● **SHORT TASK**
Write the data out again in full, with no departure from the original.

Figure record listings
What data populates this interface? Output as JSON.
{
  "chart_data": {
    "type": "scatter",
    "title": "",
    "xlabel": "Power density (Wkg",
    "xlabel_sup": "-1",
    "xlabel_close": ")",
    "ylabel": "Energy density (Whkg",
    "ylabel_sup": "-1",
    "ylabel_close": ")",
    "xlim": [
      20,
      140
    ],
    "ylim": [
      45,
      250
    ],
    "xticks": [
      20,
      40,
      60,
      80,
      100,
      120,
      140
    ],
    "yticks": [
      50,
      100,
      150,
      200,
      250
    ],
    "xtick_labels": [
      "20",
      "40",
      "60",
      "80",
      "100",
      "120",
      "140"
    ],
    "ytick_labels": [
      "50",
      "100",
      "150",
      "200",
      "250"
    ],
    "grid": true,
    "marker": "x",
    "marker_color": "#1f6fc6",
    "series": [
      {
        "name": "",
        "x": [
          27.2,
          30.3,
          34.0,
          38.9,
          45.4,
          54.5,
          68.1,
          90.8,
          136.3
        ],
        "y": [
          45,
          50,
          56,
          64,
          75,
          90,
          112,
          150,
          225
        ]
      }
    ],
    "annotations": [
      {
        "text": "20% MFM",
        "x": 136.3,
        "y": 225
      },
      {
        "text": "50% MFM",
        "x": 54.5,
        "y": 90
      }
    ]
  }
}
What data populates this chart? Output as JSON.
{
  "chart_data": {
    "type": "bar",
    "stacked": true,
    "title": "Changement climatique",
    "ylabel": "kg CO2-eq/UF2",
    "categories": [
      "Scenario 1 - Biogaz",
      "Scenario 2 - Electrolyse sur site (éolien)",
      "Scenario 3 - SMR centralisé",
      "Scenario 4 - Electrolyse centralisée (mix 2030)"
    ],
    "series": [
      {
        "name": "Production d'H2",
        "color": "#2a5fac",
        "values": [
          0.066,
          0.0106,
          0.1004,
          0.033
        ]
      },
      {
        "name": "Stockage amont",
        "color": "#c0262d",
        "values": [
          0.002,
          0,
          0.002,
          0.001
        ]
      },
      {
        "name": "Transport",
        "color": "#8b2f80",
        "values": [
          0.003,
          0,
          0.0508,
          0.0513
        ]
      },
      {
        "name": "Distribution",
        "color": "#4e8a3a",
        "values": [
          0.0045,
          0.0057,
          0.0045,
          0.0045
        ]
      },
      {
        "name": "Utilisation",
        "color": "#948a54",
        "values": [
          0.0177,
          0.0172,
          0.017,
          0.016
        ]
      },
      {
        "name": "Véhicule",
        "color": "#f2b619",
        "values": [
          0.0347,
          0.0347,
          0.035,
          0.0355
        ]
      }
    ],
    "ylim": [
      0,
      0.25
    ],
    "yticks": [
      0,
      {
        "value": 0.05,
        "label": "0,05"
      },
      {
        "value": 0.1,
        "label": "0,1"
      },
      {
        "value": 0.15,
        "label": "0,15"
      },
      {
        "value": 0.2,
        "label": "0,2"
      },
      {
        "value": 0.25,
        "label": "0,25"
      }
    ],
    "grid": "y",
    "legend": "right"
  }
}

● **SOLVED PROBLEM**
What data populates this interface? Output as JSON.
{
  "chart_data": {
    "type": "scatter",
    "title": "",
    "xlabel": "Power density (Wkg",
    "xlabel_sup": "-1",
    "xlabel_close": ")",
    "ylabel": "Energy density (Whkg",
    "ylabel_sup": "-1",
    "ylabel_close": ")",
    "xlim": [
      20,
      140
    ],
    "ylim": [
      45,
      250
    ],
    "xticks": [
      20,
      40,
      60,
      80,
      100,
      120,
      140
    ],
    "yticks": [
      50,
      100,
      150,
      200,
      250
    ],
    "xtick_labels": [
      "20",
      "40",
      "60",
      "80",
      "100",
      "120",
      "140"
    ],
    "ytick_labels": [
      "50",
      "100",
      "150",
      "200",
      "250"
    ],
    "grid": true,
    "marker": "x",
    "marker_color": "#1f6fc6",
    "series": [
      {
        "name": "",
        "x": [
          27.2,
          30.3,
          34.0,
          38.9,
          45.4,
          54.5,
          68.1,
          90.8,
          136.3
        ],
        "y": [
          45,
          50,
          56,
          64,
          75,
          90,
          112,
          150,
          225
        ]
      }
    ],
    "annotations": [
      {
        "text": "20% MFM",
        "x": 136.3,
        "y": 225
      },
      {
        "text": "50% MFM",
        "x": 54.5,
        "y": 90
      }
    ]
  }
}
What data populates this chart? Output as JSON.
{
  "chart_data": {
    "type": "bar",
    "stacked": true,
    "title": "Changement climatique",
    "ylabel": "kg CO2-eq/UF2",
    "categories": [
      "Scenario 1 - Biogaz",
      "Scenario 2 - Electrolyse sur site (éolien)",
      "Scenario 3 - SMR centralisé",
      "Scenario 4 - Electrolyse centralisée (mix 2030)"
    ],
    "series": [
      {
        "name": "Production d'H2",
        "color": "#2a5fac",
        "values": [
          0.066,
          0.0106,
          0.1004,
          0.033
        ]
      },
      {
        "name": "Stockage amont",
        "color": "#c0262d",
        "values": [
          0.002,
          0,
          0.002,
          0.001
        ]
      },
      {
        "name": "Transport",
        "color": "#8b2f80",
        "values": [
          0.003,
          0,
          0.0508,
          0.0513
        ]
      },
      {
        "name": "Distribution",
        "color": "#4e8a3a",
        "values": [
          0.0045,
          0.0057,
          0.0045,
          0.0045
        ]
      },
      {
        "name": "Utilisation",
        "color": "#948a54",
        "values": [
          0.0177,
          0.0172,
          0.017,
          0.016
        ]
      },
      {
        "name": "Véhicule",
        "color": "#f2b619",
        "values": [
          0.0347,
          0.0347,
          0.035,
          0.0355
        ]
      }
    ],
    "ylim": [
      0,
      0.25
    ],
    "yticks": [
      0,
      {
        "value": 0.05,
        "label": "0,05"
      },
      {
        "value": 0.1,
        "label": "0,1"
      },
      {
        "value": 0.15,
        "label": "0,15"
      },
      {
        "value": 0.2,
        "label": "0,2"
      },
      {
        "value": 0.25,
        "label": "0,25"
      }
    ],
    "grid": "y",
    "legend": "right"
  }
}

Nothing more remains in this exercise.